**WORK TO COMPLETE:** Look for "interesting" in each line of the entries, and return the matching lines.

**DATA PROVIDED:**
** Start **

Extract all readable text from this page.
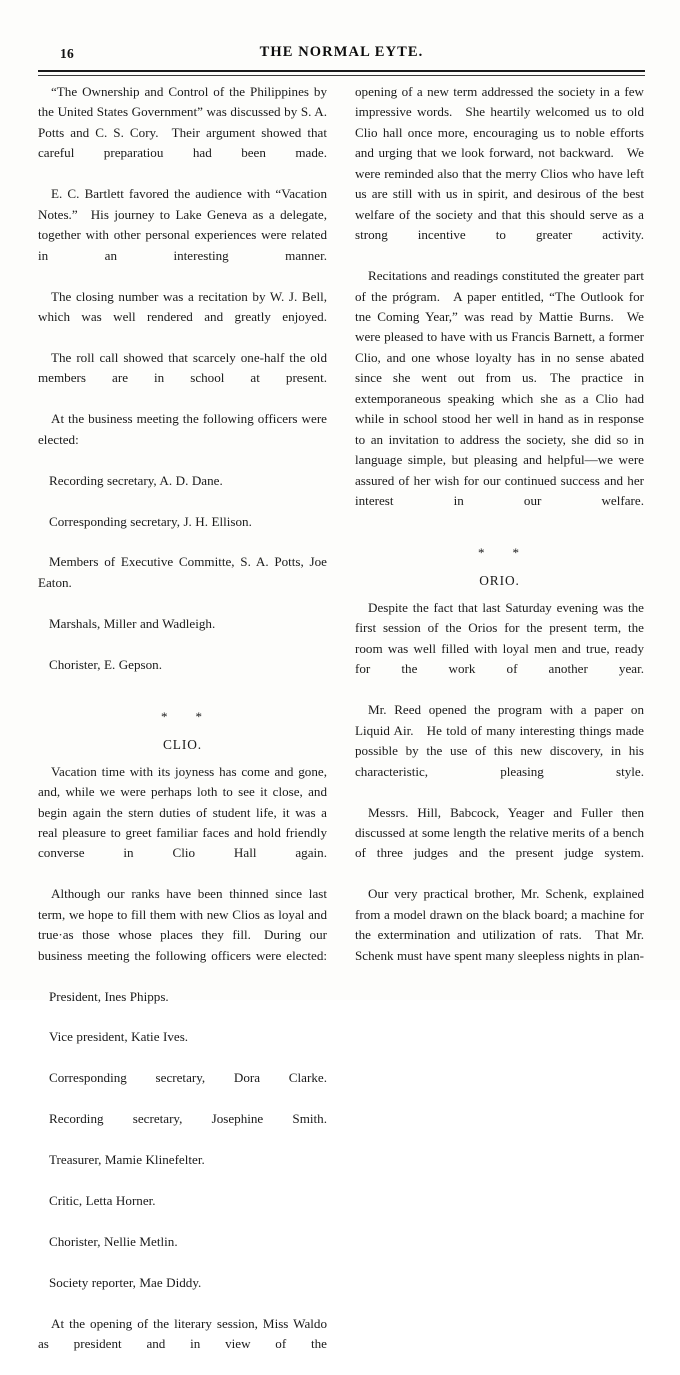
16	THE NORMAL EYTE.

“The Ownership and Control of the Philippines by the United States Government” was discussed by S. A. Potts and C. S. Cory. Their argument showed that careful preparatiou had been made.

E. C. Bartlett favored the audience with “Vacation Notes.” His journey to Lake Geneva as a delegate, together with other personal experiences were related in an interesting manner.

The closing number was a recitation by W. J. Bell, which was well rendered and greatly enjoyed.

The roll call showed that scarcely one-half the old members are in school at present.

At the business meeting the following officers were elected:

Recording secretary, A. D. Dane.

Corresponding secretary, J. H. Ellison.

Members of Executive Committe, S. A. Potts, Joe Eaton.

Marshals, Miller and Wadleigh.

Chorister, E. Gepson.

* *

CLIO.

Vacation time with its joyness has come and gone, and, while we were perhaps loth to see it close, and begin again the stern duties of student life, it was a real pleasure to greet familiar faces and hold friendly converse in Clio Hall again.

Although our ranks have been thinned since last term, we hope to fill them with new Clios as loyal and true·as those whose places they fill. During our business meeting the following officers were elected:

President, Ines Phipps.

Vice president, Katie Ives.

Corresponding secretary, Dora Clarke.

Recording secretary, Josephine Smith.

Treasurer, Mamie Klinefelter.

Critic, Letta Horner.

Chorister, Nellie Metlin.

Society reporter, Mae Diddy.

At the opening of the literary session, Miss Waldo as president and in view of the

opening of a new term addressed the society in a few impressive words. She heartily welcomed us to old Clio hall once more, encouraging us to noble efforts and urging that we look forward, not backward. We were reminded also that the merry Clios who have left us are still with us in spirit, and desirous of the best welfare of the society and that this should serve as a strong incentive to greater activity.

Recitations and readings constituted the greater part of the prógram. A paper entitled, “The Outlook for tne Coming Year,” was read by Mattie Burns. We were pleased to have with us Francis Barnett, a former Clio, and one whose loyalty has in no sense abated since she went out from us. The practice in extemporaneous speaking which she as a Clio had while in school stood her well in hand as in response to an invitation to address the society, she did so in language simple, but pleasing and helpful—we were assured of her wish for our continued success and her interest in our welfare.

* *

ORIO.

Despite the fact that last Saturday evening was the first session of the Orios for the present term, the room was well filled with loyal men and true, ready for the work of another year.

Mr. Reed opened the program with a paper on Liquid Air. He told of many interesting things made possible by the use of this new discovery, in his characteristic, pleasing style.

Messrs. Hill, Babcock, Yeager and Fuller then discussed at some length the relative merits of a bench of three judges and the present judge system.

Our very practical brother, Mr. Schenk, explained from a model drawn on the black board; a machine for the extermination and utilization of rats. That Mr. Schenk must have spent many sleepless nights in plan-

** End **
** Start **

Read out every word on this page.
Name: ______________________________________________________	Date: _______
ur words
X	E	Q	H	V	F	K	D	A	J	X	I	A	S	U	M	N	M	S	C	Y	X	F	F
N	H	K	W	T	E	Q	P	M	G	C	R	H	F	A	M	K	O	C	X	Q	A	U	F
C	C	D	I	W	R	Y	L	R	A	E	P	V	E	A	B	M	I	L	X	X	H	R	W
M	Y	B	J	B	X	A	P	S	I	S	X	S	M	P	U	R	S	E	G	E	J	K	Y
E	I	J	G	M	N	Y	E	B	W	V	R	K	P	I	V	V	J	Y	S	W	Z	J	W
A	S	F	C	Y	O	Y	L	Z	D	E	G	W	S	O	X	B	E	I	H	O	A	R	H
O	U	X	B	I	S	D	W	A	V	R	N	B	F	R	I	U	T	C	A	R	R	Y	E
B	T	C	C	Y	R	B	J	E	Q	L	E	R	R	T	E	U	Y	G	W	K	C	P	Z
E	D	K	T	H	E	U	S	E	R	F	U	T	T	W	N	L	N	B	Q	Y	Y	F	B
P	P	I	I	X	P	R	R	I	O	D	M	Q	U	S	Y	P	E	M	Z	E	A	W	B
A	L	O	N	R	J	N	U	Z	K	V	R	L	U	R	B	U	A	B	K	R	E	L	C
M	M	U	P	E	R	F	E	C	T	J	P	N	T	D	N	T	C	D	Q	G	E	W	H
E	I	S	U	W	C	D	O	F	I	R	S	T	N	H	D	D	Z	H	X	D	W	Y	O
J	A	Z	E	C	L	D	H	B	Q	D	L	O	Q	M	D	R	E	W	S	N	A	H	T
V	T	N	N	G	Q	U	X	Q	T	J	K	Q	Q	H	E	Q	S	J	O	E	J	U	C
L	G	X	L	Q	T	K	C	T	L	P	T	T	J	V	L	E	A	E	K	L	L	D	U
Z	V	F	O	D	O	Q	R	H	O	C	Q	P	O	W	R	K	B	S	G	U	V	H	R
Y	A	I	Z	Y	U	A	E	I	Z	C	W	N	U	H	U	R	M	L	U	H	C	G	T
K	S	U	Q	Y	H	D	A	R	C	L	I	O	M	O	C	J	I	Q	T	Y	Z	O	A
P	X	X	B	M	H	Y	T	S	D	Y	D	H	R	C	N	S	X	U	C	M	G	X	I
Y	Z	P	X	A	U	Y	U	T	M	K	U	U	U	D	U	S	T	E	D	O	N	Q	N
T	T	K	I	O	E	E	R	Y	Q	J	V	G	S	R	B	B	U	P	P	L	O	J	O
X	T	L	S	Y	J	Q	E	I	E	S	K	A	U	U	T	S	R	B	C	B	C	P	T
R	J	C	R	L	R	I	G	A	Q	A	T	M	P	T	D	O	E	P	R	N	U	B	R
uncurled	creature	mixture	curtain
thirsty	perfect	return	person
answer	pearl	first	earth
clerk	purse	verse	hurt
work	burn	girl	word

** End **

**EXERCISE RESPONSE:**
E. C. Bartlett favored the audience with “Vacation Notes.” His journey to Lake Geneva as a delegate, together with other personal experiences were related in an interesting manner.
Mr. Reed opened the program with a paper on Liquid Air. He told of many interesting things made possible by the use of this new discovery, in his characteristic, pleasing style.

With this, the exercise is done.